DATA IN THIS EXERCISE:
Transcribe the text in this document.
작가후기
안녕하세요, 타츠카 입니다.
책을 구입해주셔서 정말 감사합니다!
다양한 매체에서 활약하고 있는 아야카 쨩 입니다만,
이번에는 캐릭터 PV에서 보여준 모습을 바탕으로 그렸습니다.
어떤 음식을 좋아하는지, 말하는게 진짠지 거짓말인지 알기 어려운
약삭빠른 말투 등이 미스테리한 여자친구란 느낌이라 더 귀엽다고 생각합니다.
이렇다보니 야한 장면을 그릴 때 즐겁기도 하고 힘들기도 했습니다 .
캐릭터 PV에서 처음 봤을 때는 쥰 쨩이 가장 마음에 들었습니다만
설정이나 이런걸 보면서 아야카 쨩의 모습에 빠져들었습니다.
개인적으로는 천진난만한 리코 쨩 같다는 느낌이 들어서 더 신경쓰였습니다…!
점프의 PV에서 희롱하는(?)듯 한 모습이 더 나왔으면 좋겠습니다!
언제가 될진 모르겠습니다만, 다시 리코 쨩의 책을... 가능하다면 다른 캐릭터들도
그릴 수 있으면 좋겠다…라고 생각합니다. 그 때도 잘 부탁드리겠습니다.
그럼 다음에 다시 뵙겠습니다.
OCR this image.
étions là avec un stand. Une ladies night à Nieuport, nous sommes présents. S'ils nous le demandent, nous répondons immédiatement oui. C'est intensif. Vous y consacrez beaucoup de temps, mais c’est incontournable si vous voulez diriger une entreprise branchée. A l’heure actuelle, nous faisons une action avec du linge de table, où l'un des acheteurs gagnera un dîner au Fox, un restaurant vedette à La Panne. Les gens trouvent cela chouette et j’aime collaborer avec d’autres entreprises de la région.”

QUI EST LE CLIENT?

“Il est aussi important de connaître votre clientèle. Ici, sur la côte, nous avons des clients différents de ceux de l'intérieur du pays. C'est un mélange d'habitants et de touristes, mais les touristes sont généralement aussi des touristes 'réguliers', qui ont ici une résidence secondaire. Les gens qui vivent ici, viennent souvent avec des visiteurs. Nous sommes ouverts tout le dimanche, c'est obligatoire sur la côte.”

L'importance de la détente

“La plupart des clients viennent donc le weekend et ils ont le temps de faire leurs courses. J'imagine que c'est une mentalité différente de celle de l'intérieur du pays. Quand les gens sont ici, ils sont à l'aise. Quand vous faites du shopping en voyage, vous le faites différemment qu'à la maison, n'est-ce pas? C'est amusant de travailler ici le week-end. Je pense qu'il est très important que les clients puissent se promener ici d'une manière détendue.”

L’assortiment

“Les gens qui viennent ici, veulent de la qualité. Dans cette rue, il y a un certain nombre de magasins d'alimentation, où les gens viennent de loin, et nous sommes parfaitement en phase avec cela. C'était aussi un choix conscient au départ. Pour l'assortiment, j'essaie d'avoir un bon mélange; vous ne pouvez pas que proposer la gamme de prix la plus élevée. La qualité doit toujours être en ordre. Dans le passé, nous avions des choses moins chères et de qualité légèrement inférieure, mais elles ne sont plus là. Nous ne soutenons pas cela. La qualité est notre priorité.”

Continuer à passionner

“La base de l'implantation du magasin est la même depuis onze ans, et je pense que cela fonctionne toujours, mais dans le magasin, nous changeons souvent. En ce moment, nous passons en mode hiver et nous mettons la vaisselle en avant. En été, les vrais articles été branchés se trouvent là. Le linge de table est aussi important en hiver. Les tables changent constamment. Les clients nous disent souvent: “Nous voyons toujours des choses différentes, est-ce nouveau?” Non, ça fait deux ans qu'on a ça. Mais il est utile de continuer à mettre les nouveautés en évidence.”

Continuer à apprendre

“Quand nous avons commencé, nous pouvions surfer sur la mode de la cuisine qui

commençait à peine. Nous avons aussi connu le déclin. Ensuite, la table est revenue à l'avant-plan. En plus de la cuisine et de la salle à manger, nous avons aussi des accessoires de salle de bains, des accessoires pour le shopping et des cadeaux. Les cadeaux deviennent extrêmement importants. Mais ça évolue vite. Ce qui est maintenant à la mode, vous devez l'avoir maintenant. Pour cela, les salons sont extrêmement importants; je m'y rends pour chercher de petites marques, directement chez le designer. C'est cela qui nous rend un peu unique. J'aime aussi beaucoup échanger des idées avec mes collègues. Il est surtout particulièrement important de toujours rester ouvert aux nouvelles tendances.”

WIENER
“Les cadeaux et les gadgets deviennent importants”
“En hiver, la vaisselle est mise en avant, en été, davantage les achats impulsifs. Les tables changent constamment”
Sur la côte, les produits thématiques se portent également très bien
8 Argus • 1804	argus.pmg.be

REQUIREMENTS:
Write out every entry verbatim.

RESPONSE:
Transcribe the text in this document.
작가후기
안녕하세요, 타츠카 입니다.
책을 구입해주셔서 정말 감사합니다!
다양한 매체에서 활약하고 있는 아야카 쨩 입니다만,
이번에는 캐릭터 PV에서 보여준 모습을 바탕으로 그렸습니다.
어떤 음식을 좋아하는지, 말하는게 진짠지 거짓말인지 알기 어려운
약삭빠른 말투 등이 미스테리한 여자친구란 느낌이라 더 귀엽다고 생각합니다.
이렇다보니 야한 장면을 그릴 때 즐겁기도 하고 힘들기도 했습니다 .
캐릭터 PV에서 처음 봤을 때는 쥰 쨩이 가장 마음에 들었습니다만
설정이나 이런걸 보면서 아야카 쨩의 모습에 빠져들었습니다.
개인적으로는 천진난만한 리코 쨩 같다는 느낌이 들어서 더 신경쓰였습니다…!
점프의 PV에서 희롱하는(?)듯 한 모습이 더 나왔으면 좋겠습니다!
언제가 될진 모르겠습니다만, 다시 리코 쨩의 책을... 가능하다면 다른 캐릭터들도
그릴 수 있으면 좋겠다…라고 생각합니다. 그 때도 잘 부탁드리겠습니다.
그럼 다음에 다시 뵙겠습니다.
OCR this image.
étions là avec un stand. Une ladies night à Nieuport, nous sommes présents. S'ils nous le demandent, nous répondons immédiatement oui. C'est intensif. Vous y consacrez beaucoup de temps, mais c’est incontournable si vous voulez diriger une entreprise branchée. A l’heure actuelle, nous faisons une action avec du linge de table, où l'un des acheteurs gagnera un dîner au Fox, un restaurant vedette à La Panne. Les gens trouvent cela chouette et j’aime collaborer avec d’autres entreprises de la région.”

QUI EST LE CLIENT?

“Il est aussi important de connaître votre clientèle. Ici, sur la côte, nous avons des clients différents de ceux de l'intérieur du pays. C'est un mélange d'habitants et de touristes, mais les touristes sont généralement aussi des touristes 'réguliers', qui ont ici une résidence secondaire. Les gens qui vivent ici, viennent souvent avec des visiteurs. Nous sommes ouverts tout le dimanche, c'est obligatoire sur la côte.”

L'importance de la détente

“La plupart des clients viennent donc le weekend et ils ont le temps de faire leurs courses. J'imagine que c'est une mentalité différente de celle de l'intérieur du pays. Quand les gens sont ici, ils sont à l'aise. Quand vous faites du shopping en voyage, vous le faites différemment qu'à la maison, n'est-ce pas? C'est amusant de travailler ici le week-end. Je pense qu'il est très important que les clients puissent se promener ici d'une manière détendue.”

L’assortiment

“Les gens qui viennent ici, veulent de la qualité. Dans cette rue, il y a un certain nombre de magasins d'alimentation, où les gens viennent de loin, et nous sommes parfaitement en phase avec cela. C'était aussi un choix conscient au départ. Pour l'assortiment, j'essaie d'avoir un bon mélange; vous ne pouvez pas que proposer la gamme de prix la plus élevée. La qualité doit toujours être en ordre. Dans le passé, nous avions des choses moins chères et de qualité légèrement inférieure, mais elles ne sont plus là. Nous ne soutenons pas cela. La qualité est notre priorité.”

Continuer à passionner

“La base de l'implantation du magasin est la même depuis onze ans, et je pense que cela fonctionne toujours, mais dans le magasin, nous changeons souvent. En ce moment, nous passons en mode hiver et nous mettons la vaisselle en avant. En été, les vrais articles été branchés se trouvent là. Le linge de table est aussi important en hiver. Les tables changent constamment. Les clients nous disent souvent: “Nous voyons toujours des choses différentes, est-ce nouveau?” Non, ça fait deux ans qu'on a ça. Mais il est utile de continuer à mettre les nouveautés en évidence.”

Continuer à apprendre

“Quand nous avons commencé, nous pouvions surfer sur la mode de la cuisine qui

commençait à peine. Nous avons aussi connu le déclin. Ensuite, la table est revenue à l'avant-plan. En plus de la cuisine et de la salle à manger, nous avons aussi des accessoires de salle de bains, des accessoires pour le shopping et des cadeaux. Les cadeaux deviennent extrêmement importants. Mais ça évolue vite. Ce qui est maintenant à la mode, vous devez l'avoir maintenant. Pour cela, les salons sont extrêmement importants; je m'y rends pour chercher de petites marques, directement chez le designer. C'est cela qui nous rend un peu unique. J'aime aussi beaucoup échanger des idées avec mes collègues. Il est surtout particulièrement important de toujours rester ouvert aux nouvelles tendances.”

WIENER
“Les cadeaux et les gadgets deviennent importants”
“En hiver, la vaisselle est mise en avant, en été, davantage les achats impulsifs. Les tables changent constamment”
Sur la côte, les produits thématiques se portent également très bien
8 Argus • 1804	argus.pmg.be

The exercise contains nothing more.